**Information supplied:**
--- START ---
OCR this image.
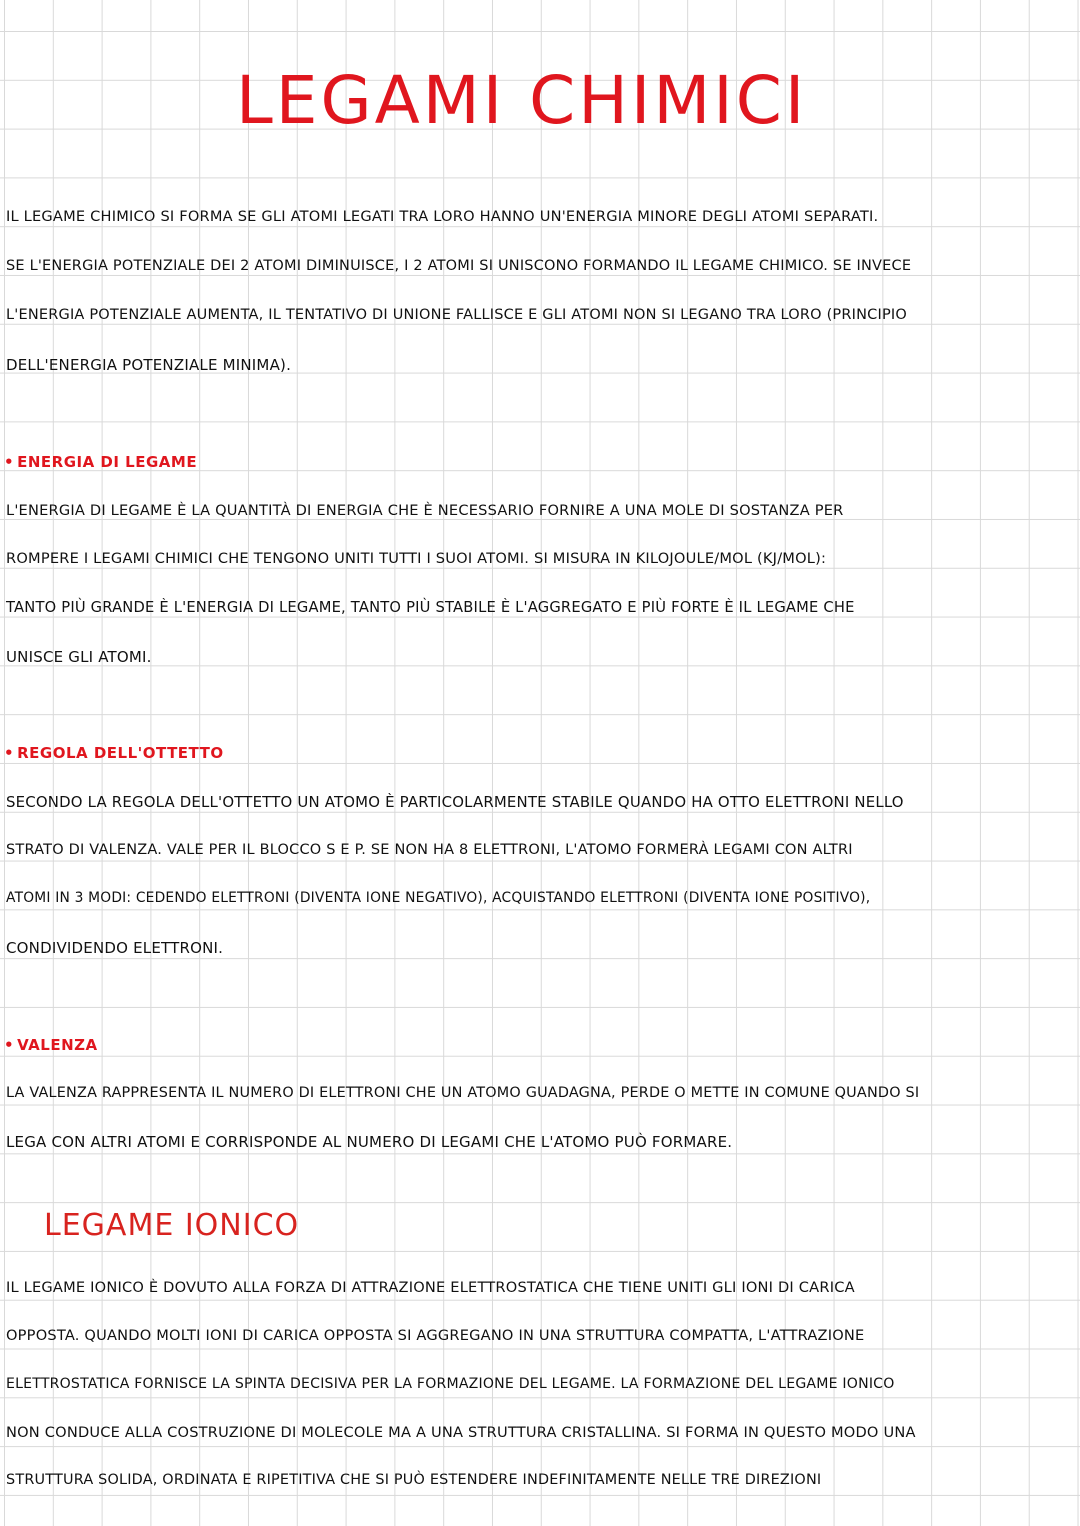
LEGAMI CHIMICI
IL LEGAME CHIMICO SI FORMA SE GLI ATOMI LEGATI TRA LORO HANNO UN'ENERGIA MINORE DEGLI ATOMI SEPARATI.
SE L'ENERGIA POTENZIALE DEI 2 ATOMI DIMINUISCE, I 2 ATOMI SI UNISCONO FORMANDO IL LEGAME CHIMICO. SE INVECE
L'ENERGIA POTENZIALE AUMENTA, IL TENTATIVO DI UNIONE FALLISCE E GLI ATOMI NON SI LEGANO TRA LORO (PRINCIPIO
DELL'ENERGIA POTENZIALE MINIMA).
• ENERGIA DI LEGAME
L'ENERGIA DI LEGAME È LA QUANTITÀ DI ENERGIA CHE È NECESSARIO FORNIRE A UNA MOLE DI SOSTANZA PER
ROMPERE I LEGAMI CHIMICI CHE TENGONO UNITI TUTTI I SUOI ATOMI. SI MISURA IN KILOJOULE/MOL (KJ/MOL):
TANTO PIÙ GRANDE È L'ENERGIA DI LEGAME, TANTO PIÙ STABILE È L'AGGREGATO E PIÙ FORTE È IL LEGAME CHE
UNISCE GLI ATOMI.
• REGOLA DELL'OTTETTO
SECONDO LA REGOLA DELL'OTTETTO UN ATOMO È PARTICOLARMENTE STABILE QUANDO HA OTTO ELETTRONI NELLO
STRATO DI VALENZA. VALE PER IL BLOCCO S E P. SE NON HA 8 ELETTRONI, L'ATOMO FORMERÀ LEGAMI CON ALTRI
ATOMI IN 3 MODI: CEDENDO ELETTRONI (DIVENTA IONE NEGATIVO), ACQUISTANDO ELETTRONI (DIVENTA IONE POSITIVO),
CONDIVIDENDO ELETTRONI.
• VALENZA
LA VALENZA RAPPRESENTA IL NUMERO DI ELETTRONI CHE UN ATOMO GUADAGNA, PERDE O METTE IN COMUNE QUANDO SI
LEGA CON ALTRI ATOMI E CORRISPONDE AL NUMERO DI LEGAMI CHE L'ATOMO PUÒ FORMARE.
LEGAME IONICO
IL LEGAME IONICO È DOVUTO ALLA FORZA DI ATTRAZIONE ELETTROSTATICA CHE TIENE UNITI GLI IONI DI CARICA
OPPOSTA. QUANDO MOLTI IONI DI CARICA OPPOSTA SI AGGREGANO IN UNA STRUTTURA COMPATTA, L'ATTRAZIONE
ELETTROSTATICA FORNISCE LA SPINTA DECISIVA PER LA FORMAZIONE DEL LEGAME. LA FORMAZIONE DEL LEGAME IONICO
NON CONDUCE ALLA COSTRUZIONE DI MOLECOLE MA A UNA STRUTTURA CRISTALLINA. SI FORMA IN QUESTO MODO UNA
STRUTTURA SOLIDA, ORDINATA E RIPETITIVA CHE SI PUÒ ESTENDERE INDEFINITAMENTE NELLE TRE DIREZIONI
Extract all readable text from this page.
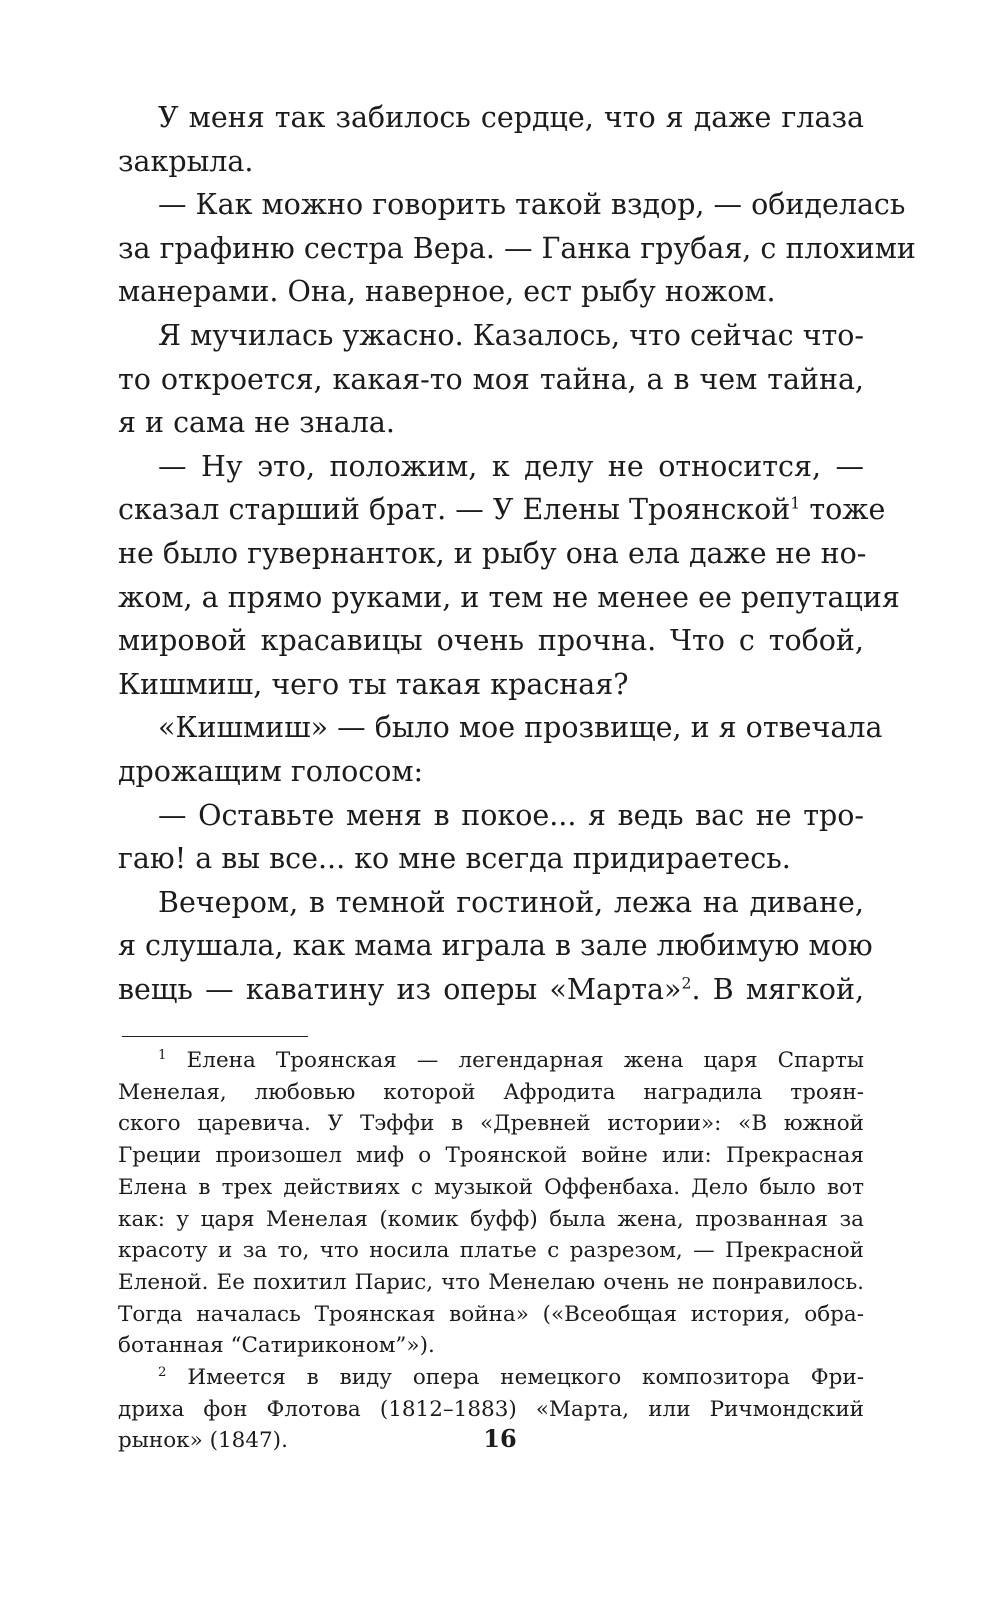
У меня так забилось сердце, что я даже глаза
закрыла.
— Как можно говорить такой вздор, — обиделась
за графиню сестра Вера. — Ганка грубая, с плохими
манерами. Она, наверное, ест рыбу ножом.
Я мучилась ужасно. Казалось, что сейчас что-
то откроется, какая-то моя тайна, а в чем тайна,
я и сама не знала.
— Ну это, положим, к делу не относится, —
сказал старший брат. — У Елены Троянской$^1$ тоже
не было гувернанток, и рыбу она ела даже не но-
жом, а прямо руками, и тем не менее ее репутация
мировой красавицы очень прочна. Что с тобой,
Кишмиш, чего ты такая красная?
«Кишмиш» — было мое прозвище, и я отвечала
дрожащим голосом:
— Оставьте меня в покое... я ведь вас не тро-
гаю! а вы все... ко мне всегда придираетесь.
Вечером, в темной гостиной, лежа на диване,
я слушала, как мама играла в зале любимую мою
вещь — каватину из оперы «Марта»$^2$. В мягкой,
$^1$ Елена Троянская — легендарная жена царя Спарты
Менелая, любовью которой Афродита наградила троян-
ского царевича. У Тэффи в «Древней истории»: «В южной
Греции произошел миф о Троянской войне или: Прекрасная
Елена в трех действиях с музыкой Оффенбаха. Дело было вот
как: у царя Менелая (комик буфф) была жена, прозванная за
красоту и за то, что носила платье с разрезом, — Прекрасной
Еленой. Ее похитил Парис, что Менелаю очень не понравилось.
Тогда началась Троянская война» («Всеобщая история, обра-
ботанная “Сатириконом”»).
$^2$ Имеется в виду опера немецкого композитора Фри-
дриха фон Флотова (1812–1883) «Марта, или Ричмондский
рынок» (1847).	16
--- END ---
**What you will do:** Your task is to gather every line with the word "даже" and copy it.

**Full answer:**
У меня так забилось сердце, что я даже глаза
не было гувернанток, и рыбу она ела даже не но-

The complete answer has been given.